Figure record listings
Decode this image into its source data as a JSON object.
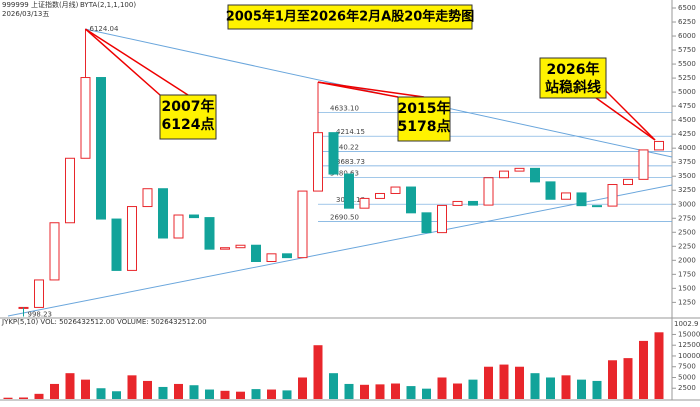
{
  "chart_data": {
    "type": "candlestick",
    "title": "2005年1月至2026年2月A股20年走势图",
    "header": [
      "999999 上证指数(月线)",
      "BYTA(2,1,1,100)",
      "2026/03/13五"
    ],
    "up_color": "#e8262b",
    "down_color": "#12a39a",
    "values": [
      1150,
      1160,
      1650,
      2670,
      3820,
      5260,
      2736,
      1820,
      2959,
      3277,
      2398,
      2808,
      2762,
      2199,
      2225,
      2269,
      1979,
      2116,
      2048,
      3235,
      4277,
      3539,
      2930,
      3104,
      3192,
      3307,
      2847,
      2494,
      2979,
      3050,
      2985,
      3473,
      3591,
      3640,
      3399,
      3089,
      3202,
      2975,
      2967,
      3352,
      3444,
      3969,
      4120
    ],
    "ylim": [
      900,
      6500
    ],
    "yticks": [
      1250,
      1500,
      1750,
      2000,
      2250,
      2500,
      2750,
      3000,
      3250,
      3500,
      3750,
      4000,
      4250,
      4500,
      4750,
      5000,
      5250,
      5500,
      5750,
      6000,
      6250,
      6500
    ],
    "grid": false,
    "peaks": [
      {
        "value": 6124.04,
        "label": "6124.04"
      },
      {
        "value": 5178
      }
    ],
    "low": {
      "value": 998.23,
      "label": "998.23"
    },
    "bottom_label": "1002.9",
    "levels": [
      {
        "value": 4633.1,
        "label": "4633.10"
      },
      {
        "value": 4214.15,
        "label": "4214.15"
      },
      {
        "value": 3940.22,
        "label": "3940.22"
      },
      {
        "value": 3683.73,
        "label": "3683.73"
      },
      {
        "value": 3480.63,
        "label": "3480.63"
      },
      {
        "value": 3001.18,
        "label": "3001.18"
      },
      {
        "value": 2690.5,
        "label": "2690.50"
      }
    ],
    "annotations": [
      [
        "2007年",
        "6124点"
      ],
      [
        "2015年",
        "5178点"
      ],
      [
        "2026年",
        "站稳斜线"
      ]
    ],
    "volume": {
      "header": "JYKP(5,10) VOL: 5026432512.00  VOLUME: 5026432512.00",
      "values": [
        300,
        350,
        1200,
        3500,
        6000,
        4500,
        2500,
        1800,
        5500,
        4200,
        2800,
        3500,
        3200,
        2200,
        1900,
        1700,
        2300,
        2200,
        2000,
        5000,
        12500,
        6000,
        3500,
        3300,
        3400,
        3600,
        3000,
        2400,
        5000,
        3600,
        4500,
        7500,
        8000,
        7500,
        6000,
        5000,
        5500,
        4500,
        4200,
        9000,
        9500,
        13500,
        15500
      ],
      "ylim": [
        0,
        16500
      ],
      "yticks": [
        2500,
        5000,
        7500,
        10000,
        12500,
        15000
      ]
    }
  }
}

## EXERCISE OBJECTIVE
Every line of the material is to be quoted exactly, with no pictures carried over.

## RESPONSE TO THIS TASK
Decode this image into its source data as a JSON object.
{
  "chart_data": {
    "type": "candlestick",
    "title": "2005年1月至2026年2月A股20年走势图",
    "header": [
      "999999 上证指数(月线)",
      "BYTA(2,1,1,100)",
      "2026/03/13五"
    ],
    "up_color": "#e8262b",
    "down_color": "#12a39a",
    "values": [
      1150,
      1160,
      1650,
      2670,
      3820,
      5260,
      2736,
      1820,
      2959,
      3277,
      2398,
      2808,
      2762,
      2199,
      2225,
      2269,
      1979,
      2116,
      2048,
      3235,
      4277,
      3539,
      2930,
      3104,
      3192,
      3307,
      2847,
      2494,
      2979,
      3050,
      2985,
      3473,
      3591,
      3640,
      3399,
      3089,
      3202,
      2975,
      2967,
      3352,
      3444,
      3969,
      4120
    ],
    "ylim": [
      900,
      6500
    ],
    "yticks": [
      1250,
      1500,
      1750,
      2000,
      2250,
      2500,
      2750,
      3000,
      3250,
      3500,
      3750,
      4000,
      4250,
      4500,
      4750,
      5000,
      5250,
      5500,
      5750,
      6000,
      6250,
      6500
    ],
    "grid": false,
    "peaks": [
      {
        "value": 6124.04,
        "label": "6124.04"
      },
      {
        "value": 5178
      }
    ],
    "low": {
      "value": 998.23,
      "label": "998.23"
    },
    "bottom_label": "1002.9",
    "levels": [
      {
        "value": 4633.1,
        "label": "4633.10"
      },
      {
        "value": 4214.15,
        "label": "4214.15"
      },
      {
        "value": 3940.22,
        "label": "3940.22"
      },
      {
        "value": 3683.73,
        "label": "3683.73"
      },
      {
        "value": 3480.63,
        "label": "3480.63"
      },
      {
        "value": 3001.18,
        "label": "3001.18"
      },
      {
        "value": 2690.5,
        "label": "2690.50"
      }
    ],
    "annotations": [
      [
        "2007年",
        "6124点"
      ],
      [
        "2015年",
        "5178点"
      ],
      [
        "2026年",
        "站稳斜线"
      ]
    ],
    "volume": {
      "header": "JYKP(5,10) VOL: 5026432512.00  VOLUME: 5026432512.00",
      "values": [
        300,
        350,
        1200,
        3500,
        6000,
        4500,
        2500,
        1800,
        5500,
        4200,
        2800,
        3500,
        3200,
        2200,
        1900,
        1700,
        2300,
        2200,
        2000,
        5000,
        12500,
        6000,
        3500,
        3300,
        3400,
        3600,
        3000,
        2400,
        5000,
        3600,
        4500,
        7500,
        8000,
        7500,
        6000,
        5000,
        5500,
        4500,
        4200,
        9000,
        9500,
        13500,
        15500
      ],
      "ylim": [
        0,
        16500
      ],
      "yticks": [
        2500,
        5000,
        7500,
        10000,
        12500,
        15000
      ]
    }
  }
}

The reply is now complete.